Please duplicate the material from the line with "Enumerate the UI" to the line with "signal-dot: [251, 53, 256, 57]", with both of those lines included.
──────────────────────────────
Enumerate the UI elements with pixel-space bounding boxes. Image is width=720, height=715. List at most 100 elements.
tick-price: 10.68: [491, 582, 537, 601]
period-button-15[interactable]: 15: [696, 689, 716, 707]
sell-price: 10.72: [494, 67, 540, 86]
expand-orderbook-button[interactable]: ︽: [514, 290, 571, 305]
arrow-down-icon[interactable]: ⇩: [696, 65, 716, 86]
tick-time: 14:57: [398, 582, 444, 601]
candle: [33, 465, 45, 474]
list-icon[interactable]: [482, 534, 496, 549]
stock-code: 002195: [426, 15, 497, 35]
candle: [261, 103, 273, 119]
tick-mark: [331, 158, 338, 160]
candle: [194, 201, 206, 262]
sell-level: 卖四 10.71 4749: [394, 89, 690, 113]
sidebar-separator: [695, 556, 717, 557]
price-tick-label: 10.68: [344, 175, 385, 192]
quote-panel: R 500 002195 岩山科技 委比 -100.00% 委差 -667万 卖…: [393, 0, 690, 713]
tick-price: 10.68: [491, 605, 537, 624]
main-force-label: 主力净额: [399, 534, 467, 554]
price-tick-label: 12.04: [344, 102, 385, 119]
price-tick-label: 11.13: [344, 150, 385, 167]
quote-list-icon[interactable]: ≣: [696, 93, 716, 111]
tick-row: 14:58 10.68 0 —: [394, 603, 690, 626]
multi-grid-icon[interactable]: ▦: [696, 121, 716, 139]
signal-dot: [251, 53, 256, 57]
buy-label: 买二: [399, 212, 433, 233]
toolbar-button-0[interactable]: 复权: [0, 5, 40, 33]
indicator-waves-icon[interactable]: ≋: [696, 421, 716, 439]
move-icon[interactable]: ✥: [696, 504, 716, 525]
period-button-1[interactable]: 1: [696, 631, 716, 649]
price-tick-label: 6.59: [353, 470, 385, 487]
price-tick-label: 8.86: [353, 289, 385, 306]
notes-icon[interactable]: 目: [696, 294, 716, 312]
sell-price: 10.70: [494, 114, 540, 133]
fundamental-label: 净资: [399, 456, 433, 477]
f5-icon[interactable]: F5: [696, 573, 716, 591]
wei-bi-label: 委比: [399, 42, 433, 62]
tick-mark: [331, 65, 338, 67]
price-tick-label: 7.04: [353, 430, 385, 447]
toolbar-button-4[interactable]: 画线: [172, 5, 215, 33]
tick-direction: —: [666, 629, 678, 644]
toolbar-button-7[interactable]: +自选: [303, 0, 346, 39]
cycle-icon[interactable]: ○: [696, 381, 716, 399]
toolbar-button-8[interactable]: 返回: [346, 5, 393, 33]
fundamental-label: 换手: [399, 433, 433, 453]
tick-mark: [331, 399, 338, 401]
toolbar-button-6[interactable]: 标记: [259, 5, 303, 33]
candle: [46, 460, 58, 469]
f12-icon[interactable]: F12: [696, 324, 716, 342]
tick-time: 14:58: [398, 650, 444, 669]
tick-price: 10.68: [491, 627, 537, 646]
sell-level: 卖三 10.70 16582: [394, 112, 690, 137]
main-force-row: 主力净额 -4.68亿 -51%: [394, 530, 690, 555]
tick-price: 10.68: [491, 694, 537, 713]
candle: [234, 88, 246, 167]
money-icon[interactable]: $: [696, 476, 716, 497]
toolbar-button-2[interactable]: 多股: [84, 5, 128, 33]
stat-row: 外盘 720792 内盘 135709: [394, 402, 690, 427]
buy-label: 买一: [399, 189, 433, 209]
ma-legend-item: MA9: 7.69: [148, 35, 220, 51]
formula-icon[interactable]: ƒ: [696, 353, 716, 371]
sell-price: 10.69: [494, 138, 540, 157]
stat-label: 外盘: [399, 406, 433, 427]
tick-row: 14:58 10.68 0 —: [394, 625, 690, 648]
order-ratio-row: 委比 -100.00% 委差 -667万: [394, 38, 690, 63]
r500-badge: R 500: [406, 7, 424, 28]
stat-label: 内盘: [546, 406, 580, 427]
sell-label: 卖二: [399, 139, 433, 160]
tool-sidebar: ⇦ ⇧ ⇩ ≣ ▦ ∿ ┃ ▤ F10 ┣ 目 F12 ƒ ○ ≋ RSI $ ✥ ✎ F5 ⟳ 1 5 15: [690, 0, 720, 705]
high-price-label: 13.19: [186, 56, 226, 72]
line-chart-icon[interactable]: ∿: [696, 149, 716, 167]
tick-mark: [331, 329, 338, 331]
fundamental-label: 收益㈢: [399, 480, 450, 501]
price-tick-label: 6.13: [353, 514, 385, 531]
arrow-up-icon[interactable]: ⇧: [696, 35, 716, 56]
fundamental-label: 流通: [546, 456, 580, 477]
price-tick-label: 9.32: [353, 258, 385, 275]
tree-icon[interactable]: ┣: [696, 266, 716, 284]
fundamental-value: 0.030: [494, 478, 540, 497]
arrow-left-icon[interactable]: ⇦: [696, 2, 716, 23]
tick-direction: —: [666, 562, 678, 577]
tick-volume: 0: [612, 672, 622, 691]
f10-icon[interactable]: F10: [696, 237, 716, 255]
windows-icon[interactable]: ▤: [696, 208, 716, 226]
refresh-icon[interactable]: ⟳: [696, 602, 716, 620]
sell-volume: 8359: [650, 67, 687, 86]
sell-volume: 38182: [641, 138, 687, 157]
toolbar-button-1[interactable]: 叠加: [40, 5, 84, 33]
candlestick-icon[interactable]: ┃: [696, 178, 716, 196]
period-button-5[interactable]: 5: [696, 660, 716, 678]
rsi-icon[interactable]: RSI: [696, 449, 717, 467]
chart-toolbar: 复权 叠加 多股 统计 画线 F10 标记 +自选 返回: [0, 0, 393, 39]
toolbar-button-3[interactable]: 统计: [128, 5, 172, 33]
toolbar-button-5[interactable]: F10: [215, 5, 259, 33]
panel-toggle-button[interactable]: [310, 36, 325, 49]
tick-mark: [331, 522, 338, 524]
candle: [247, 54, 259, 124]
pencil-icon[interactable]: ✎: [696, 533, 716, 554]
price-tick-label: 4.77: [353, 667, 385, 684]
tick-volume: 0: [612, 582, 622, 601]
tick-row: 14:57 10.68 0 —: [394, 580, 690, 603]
──────────────────────────────
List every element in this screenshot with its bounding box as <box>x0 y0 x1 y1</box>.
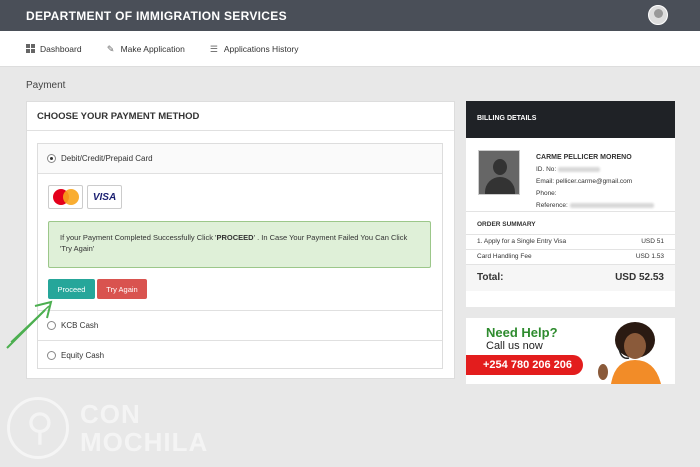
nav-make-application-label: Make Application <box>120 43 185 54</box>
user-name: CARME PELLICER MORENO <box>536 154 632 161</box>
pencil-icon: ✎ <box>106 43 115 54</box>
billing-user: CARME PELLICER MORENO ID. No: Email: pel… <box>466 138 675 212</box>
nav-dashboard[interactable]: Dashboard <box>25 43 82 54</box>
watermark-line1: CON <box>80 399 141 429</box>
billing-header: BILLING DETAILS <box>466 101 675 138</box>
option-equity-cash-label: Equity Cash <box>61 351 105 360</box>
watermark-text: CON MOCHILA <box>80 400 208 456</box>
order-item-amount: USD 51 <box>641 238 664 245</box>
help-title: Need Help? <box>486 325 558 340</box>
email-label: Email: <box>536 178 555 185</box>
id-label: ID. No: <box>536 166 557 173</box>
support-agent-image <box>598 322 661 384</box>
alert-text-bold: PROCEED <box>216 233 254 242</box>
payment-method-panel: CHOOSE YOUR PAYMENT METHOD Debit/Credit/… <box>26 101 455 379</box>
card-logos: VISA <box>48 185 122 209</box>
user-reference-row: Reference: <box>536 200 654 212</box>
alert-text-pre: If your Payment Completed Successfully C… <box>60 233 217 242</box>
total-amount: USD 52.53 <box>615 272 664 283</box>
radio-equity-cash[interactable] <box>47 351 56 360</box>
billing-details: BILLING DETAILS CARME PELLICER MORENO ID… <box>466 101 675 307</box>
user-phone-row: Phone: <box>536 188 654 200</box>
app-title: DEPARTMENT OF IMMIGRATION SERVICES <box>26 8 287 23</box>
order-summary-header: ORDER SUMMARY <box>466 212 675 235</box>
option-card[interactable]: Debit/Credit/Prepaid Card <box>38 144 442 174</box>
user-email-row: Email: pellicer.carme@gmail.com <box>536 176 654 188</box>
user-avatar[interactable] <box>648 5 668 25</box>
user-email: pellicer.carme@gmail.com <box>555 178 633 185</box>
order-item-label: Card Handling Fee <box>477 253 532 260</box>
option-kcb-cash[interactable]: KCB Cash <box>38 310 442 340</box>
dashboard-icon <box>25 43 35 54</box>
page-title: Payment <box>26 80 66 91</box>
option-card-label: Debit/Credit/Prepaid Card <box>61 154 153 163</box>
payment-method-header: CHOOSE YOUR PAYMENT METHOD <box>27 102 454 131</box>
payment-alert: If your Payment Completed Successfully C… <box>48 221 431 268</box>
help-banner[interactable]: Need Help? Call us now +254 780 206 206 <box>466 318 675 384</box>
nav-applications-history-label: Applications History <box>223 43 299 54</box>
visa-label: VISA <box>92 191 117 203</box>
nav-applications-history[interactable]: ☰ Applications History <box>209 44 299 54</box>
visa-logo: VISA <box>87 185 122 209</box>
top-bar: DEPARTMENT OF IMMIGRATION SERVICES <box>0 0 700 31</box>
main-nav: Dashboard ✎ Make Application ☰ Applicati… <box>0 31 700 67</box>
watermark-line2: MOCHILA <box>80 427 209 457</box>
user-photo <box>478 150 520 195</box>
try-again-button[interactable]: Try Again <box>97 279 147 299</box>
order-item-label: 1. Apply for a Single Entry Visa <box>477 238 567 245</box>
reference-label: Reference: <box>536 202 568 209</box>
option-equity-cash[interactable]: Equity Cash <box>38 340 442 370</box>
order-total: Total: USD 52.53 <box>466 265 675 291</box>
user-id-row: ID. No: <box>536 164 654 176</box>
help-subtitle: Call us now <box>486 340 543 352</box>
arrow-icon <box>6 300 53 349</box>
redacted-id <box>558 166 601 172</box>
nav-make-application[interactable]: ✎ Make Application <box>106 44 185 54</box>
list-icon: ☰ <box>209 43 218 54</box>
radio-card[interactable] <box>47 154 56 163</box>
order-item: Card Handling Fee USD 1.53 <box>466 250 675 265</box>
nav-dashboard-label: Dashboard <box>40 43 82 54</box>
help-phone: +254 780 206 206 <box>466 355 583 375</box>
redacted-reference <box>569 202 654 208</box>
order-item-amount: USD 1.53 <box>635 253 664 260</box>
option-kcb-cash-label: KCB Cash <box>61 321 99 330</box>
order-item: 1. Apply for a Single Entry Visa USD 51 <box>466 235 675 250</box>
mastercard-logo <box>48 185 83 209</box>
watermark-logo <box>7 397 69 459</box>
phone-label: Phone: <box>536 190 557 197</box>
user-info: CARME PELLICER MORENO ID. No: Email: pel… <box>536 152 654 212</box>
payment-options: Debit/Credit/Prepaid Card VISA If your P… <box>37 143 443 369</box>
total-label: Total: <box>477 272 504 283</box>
──────────────────────────────
### COMPLETED TASK
Enumerate the UI elements with pixel-space bounding boxes. Image is width=720, height=715. List at most 100 elements.
tick-price: 10.68: [491, 582, 537, 601]
period-button-15[interactable]: 15: [696, 689, 716, 707]
sell-price: 10.72: [494, 67, 540, 86]
expand-orderbook-button[interactable]: ︽: [514, 290, 571, 305]
arrow-down-icon[interactable]: ⇩: [696, 65, 716, 86]
tick-time: 14:57: [398, 582, 444, 601]
candle: [33, 465, 45, 474]
list-icon[interactable]: [482, 534, 496, 549]
stock-code: 002195: [426, 15, 497, 35]
candle: [261, 103, 273, 119]
tick-mark: [331, 158, 338, 160]
candle: [194, 201, 206, 262]
sell-level: 卖四 10.71 4749: [394, 89, 690, 113]
sidebar-separator: [695, 556, 717, 557]
price-tick-label: 10.68: [344, 175, 385, 192]
quote-panel: R 500 002195 岩山科技 委比 -100.00% 委差 -667万 卖…: [393, 0, 690, 713]
tick-price: 10.68: [491, 605, 537, 624]
main-force-label: 主力净额: [399, 534, 467, 554]
price-tick-label: 12.04: [344, 102, 385, 119]
price-tick-label: 11.13: [344, 150, 385, 167]
quote-list-icon[interactable]: ≣: [696, 93, 716, 111]
tick-row: 14:58 10.68 0 —: [394, 603, 690, 626]
multi-grid-icon[interactable]: ▦: [696, 121, 716, 139]
signal-dot: [251, 53, 256, 57]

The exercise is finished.